▶ [Instructions to follow]: Retype the whole listing, please, keeping every line exact and dropping the pictures.

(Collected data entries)

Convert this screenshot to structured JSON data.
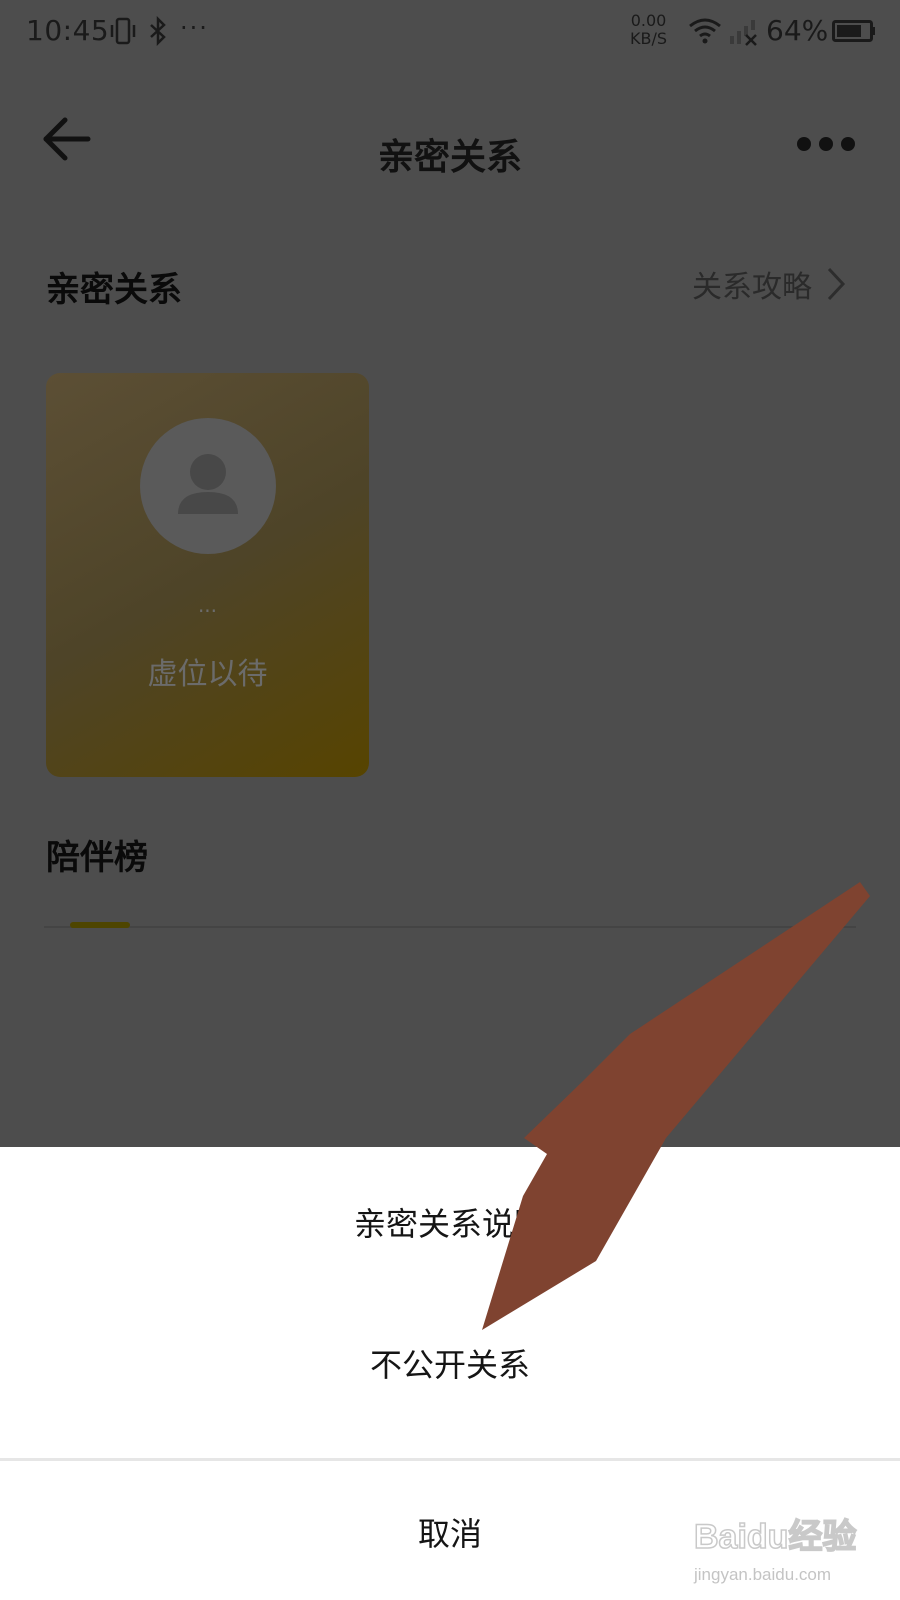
{
  "status_bar": {
    "time": "10:45",
    "more": "···",
    "net_speed_value": "0.00",
    "net_speed_unit": "KB/S",
    "battery_percent": "64%"
  },
  "nav": {
    "title": "亲密关系"
  },
  "section": {
    "title": "亲密关系",
    "guide_link": "关系攻略"
  },
  "card": {
    "dots": "...",
    "label": "虚位以待"
  },
  "companion": {
    "title": "陪伴榜"
  },
  "action_sheet": {
    "items": [
      "亲密关系说明",
      "不公开关系"
    ],
    "cancel": "取消"
  },
  "watermark": {
    "brand_text": "Baidu经验",
    "url": "jingyan.baidu.com"
  },
  "colors": {
    "overlay": "#4d4d4d",
    "sheet_bg": "#ffffff",
    "arrow": "#7f4330",
    "card_gradient_end": "#574400"
  }
}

▶ [The result]:
Convert this screenshot to structured JSON data.
{
  "status_bar": {
    "time": "10:45",
    "more": "···",
    "net_speed_value": "0.00",
    "net_speed_unit": "KB/S",
    "battery_percent": "64%"
  },
  "nav": {
    "title": "亲密关系"
  },
  "section": {
    "title": "亲密关系",
    "guide_link": "关系攻略"
  },
  "card": {
    "dots": "...",
    "label": "虚位以待"
  },
  "companion": {
    "title": "陪伴榜"
  },
  "action_sheet": {
    "items": [
      "亲密关系说明",
      "不公开关系"
    ],
    "cancel": "取消"
  },
  "watermark": {
    "brand_text": "Baidu经验",
    "url": "jingyan.baidu.com"
  },
  "colors": {
    "overlay": "#4d4d4d",
    "sheet_bg": "#ffffff",
    "arrow": "#7f4330",
    "card_gradient_end": "#574400"
  }
}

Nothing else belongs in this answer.